■ WHAT TO DO ■
From the listing below, extract every line containing "estudiar".

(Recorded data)
------------------------------

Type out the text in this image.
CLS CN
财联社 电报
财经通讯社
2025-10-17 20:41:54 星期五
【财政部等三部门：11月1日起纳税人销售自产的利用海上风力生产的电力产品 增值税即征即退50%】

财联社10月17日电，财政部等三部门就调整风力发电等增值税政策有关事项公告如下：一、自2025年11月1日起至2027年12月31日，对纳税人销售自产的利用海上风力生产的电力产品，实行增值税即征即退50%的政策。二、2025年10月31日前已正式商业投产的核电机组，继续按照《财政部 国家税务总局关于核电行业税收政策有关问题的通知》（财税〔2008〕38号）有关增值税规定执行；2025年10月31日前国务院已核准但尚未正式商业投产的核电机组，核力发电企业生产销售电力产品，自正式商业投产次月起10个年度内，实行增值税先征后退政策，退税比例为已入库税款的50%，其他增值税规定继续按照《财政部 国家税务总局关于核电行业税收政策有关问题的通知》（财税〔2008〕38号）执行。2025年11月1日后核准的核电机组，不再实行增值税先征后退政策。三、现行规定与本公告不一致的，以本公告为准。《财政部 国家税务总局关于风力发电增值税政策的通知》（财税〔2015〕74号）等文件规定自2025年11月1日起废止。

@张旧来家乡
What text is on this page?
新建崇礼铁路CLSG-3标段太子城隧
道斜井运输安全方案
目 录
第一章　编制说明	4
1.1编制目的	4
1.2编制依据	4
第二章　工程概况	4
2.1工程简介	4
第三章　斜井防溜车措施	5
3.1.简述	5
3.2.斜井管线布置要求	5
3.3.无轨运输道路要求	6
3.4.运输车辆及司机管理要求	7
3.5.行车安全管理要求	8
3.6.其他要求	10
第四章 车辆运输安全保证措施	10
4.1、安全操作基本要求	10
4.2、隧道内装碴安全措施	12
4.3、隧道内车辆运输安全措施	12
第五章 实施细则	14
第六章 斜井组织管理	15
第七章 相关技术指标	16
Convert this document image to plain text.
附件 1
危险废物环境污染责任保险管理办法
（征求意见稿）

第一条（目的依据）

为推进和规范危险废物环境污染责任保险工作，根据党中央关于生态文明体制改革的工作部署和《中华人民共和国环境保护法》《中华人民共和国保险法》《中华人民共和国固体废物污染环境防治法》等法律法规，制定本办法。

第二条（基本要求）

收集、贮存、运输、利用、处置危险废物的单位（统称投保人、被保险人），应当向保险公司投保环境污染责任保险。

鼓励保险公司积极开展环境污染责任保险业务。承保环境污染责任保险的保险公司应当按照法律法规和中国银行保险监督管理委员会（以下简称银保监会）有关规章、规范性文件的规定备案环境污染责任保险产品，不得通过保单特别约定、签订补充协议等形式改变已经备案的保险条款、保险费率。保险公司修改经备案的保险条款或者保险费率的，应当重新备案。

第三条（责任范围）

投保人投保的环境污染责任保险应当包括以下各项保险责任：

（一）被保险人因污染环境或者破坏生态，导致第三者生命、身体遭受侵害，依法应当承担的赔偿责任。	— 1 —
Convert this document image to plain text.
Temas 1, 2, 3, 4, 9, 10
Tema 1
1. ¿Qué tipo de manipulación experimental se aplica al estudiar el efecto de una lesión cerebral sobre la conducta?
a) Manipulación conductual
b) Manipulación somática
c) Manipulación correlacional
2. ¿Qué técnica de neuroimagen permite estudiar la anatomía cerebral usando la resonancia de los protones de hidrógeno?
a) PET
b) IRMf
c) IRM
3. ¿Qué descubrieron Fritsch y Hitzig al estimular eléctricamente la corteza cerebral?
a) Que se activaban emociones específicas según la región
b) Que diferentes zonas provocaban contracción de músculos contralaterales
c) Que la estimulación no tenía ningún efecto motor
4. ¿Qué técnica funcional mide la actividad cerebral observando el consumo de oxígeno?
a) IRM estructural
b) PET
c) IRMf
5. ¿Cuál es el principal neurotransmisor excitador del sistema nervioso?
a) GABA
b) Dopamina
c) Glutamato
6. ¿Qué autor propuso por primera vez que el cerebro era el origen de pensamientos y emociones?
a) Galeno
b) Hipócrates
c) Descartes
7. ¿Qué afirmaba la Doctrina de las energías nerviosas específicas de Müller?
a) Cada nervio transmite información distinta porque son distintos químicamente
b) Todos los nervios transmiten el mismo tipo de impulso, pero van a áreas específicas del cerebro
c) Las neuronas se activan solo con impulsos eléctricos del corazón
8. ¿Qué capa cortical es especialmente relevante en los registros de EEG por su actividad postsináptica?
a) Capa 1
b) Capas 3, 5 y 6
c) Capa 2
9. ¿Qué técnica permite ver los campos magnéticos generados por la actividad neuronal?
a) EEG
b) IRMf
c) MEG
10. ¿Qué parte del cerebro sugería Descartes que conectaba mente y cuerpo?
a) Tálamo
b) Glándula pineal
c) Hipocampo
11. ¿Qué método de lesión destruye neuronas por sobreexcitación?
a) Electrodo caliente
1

------------------------------

■ SOLUTION ■
1. ¿Qué tipo de manipulación experimental se aplica al estudiar el efecto de una lesión cerebral sobre la conducta?
2. ¿Qué técnica de neuroimagen permite estudiar la anatomía cerebral usando la resonancia de los protones de hidrógeno?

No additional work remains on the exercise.